§ **WRITTEN TASK**: Reproduce all records verbatim.
--- start DATA EXCERPTS ---
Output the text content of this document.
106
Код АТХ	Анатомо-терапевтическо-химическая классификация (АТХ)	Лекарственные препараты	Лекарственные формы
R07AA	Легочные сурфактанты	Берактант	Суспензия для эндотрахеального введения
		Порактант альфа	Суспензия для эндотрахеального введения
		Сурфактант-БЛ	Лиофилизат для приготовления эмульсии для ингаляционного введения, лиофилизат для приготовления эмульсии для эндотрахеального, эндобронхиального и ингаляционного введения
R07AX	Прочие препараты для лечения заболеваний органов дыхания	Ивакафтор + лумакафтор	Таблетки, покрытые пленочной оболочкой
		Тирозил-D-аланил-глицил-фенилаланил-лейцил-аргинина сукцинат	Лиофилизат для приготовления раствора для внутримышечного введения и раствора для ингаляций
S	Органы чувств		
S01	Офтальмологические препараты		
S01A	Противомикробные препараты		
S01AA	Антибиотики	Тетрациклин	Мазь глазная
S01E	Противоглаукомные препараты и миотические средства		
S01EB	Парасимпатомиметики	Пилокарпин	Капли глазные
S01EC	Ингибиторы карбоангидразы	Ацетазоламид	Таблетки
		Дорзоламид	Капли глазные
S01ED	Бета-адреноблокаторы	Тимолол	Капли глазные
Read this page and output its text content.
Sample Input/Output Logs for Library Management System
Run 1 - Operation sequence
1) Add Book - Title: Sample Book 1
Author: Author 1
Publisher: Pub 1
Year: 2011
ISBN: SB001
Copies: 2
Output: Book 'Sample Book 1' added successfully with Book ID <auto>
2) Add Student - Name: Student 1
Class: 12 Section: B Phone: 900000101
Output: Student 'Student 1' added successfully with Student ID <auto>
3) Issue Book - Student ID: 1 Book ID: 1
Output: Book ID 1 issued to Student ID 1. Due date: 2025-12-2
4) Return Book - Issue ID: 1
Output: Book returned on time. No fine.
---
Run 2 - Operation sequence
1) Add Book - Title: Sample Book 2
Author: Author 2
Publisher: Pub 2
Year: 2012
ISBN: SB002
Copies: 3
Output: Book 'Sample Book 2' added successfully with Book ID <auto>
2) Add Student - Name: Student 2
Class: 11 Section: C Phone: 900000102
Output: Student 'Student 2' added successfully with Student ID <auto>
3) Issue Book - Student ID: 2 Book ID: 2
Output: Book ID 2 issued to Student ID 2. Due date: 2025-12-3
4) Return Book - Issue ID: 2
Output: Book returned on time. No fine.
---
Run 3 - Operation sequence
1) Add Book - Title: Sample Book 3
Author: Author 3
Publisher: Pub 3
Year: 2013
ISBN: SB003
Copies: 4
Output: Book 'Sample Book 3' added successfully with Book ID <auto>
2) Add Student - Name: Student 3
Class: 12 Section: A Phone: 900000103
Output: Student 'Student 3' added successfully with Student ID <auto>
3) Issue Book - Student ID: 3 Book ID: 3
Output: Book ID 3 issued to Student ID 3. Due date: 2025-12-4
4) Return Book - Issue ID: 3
--- end DATA EXCERPTS ---
§ **RIGHT ANSWER**:
Output the text content of this document.
106
Код АТХ	Анатомо-терапевтическо-химическая классификация (АТХ)	Лекарственные препараты	Лекарственные формы
R07AA	Легочные сурфактанты	Берактант	Суспензия для эндотрахеального введения
		Порактант альфа	Суспензия для эндотрахеального введения
		Сурфактант-БЛ	Лиофилизат для приготовления эмульсии для ингаляционного введения, лиофилизат для приготовления эмульсии для эндотрахеального, эндобронхиального и ингаляционного введения
R07AX	Прочие препараты для лечения заболеваний органов дыхания	Ивакафтор + лумакафтор	Таблетки, покрытые пленочной оболочкой
		Тирозил-D-аланил-глицил-фенилаланил-лейцил-аргинина сукцинат	Лиофилизат для приготовления раствора для внутримышечного введения и раствора для ингаляций
S	Органы чувств		
S01	Офтальмологические препараты		
S01A	Противомикробные препараты		
S01AA	Антибиотики	Тетрациклин	Мазь глазная
S01E	Противоглаукомные препараты и миотические средства		
S01EB	Парасимпатомиметики	Пилокарпин	Капли глазные
S01EC	Ингибиторы карбоангидразы	Ацетазоламид	Таблетки
		Дорзоламид	Капли глазные
S01ED	Бета-адреноблокаторы	Тимолол	Капли глазные
Read this page and output its text content.
Sample Input/Output Logs for Library Management System
Run 1 - Operation sequence
1) Add Book - Title: Sample Book 1
Author: Author 1
Publisher: Pub 1
Year: 2011
ISBN: SB001
Copies: 2
Output: Book 'Sample Book 1' added successfully with Book ID <auto>
2) Add Student - Name: Student 1
Class: 12 Section: B Phone: 900000101
Output: Student 'Student 1' added successfully with Student ID <auto>
3) Issue Book - Student ID: 1 Book ID: 1
Output: Book ID 1 issued to Student ID 1. Due date: 2025-12-2
4) Return Book - Issue ID: 1
Output: Book returned on time. No fine.
---
Run 2 - Operation sequence
1) Add Book - Title: Sample Book 2
Author: Author 2
Publisher: Pub 2
Year: 2012
ISBN: SB002
Copies: 3
Output: Book 'Sample Book 2' added successfully with Book ID <auto>
2) Add Student - Name: Student 2
Class: 11 Section: C Phone: 900000102
Output: Student 'Student 2' added successfully with Student ID <auto>
3) Issue Book - Student ID: 2 Book ID: 2
Output: Book ID 2 issued to Student ID 2. Due date: 2025-12-3
4) Return Book - Issue ID: 2
Output: Book returned on time. No fine.
---
Run 3 - Operation sequence
1) Add Book - Title: Sample Book 3
Author: Author 3
Publisher: Pub 3
Year: 2013
ISBN: SB003
Copies: 4
Output: Book 'Sample Book 3' added successfully with Book ID <auto>
2) Add Student - Name: Student 3
Class: 12 Section: A Phone: 900000103
Output: Student 'Student 3' added successfully with Student ID <auto>
3) Issue Book - Student ID: 3 Book ID: 3
Output: Book ID 3 issued to Student ID 3. Due date: 2025-12-4
4) Return Book - Issue ID: 3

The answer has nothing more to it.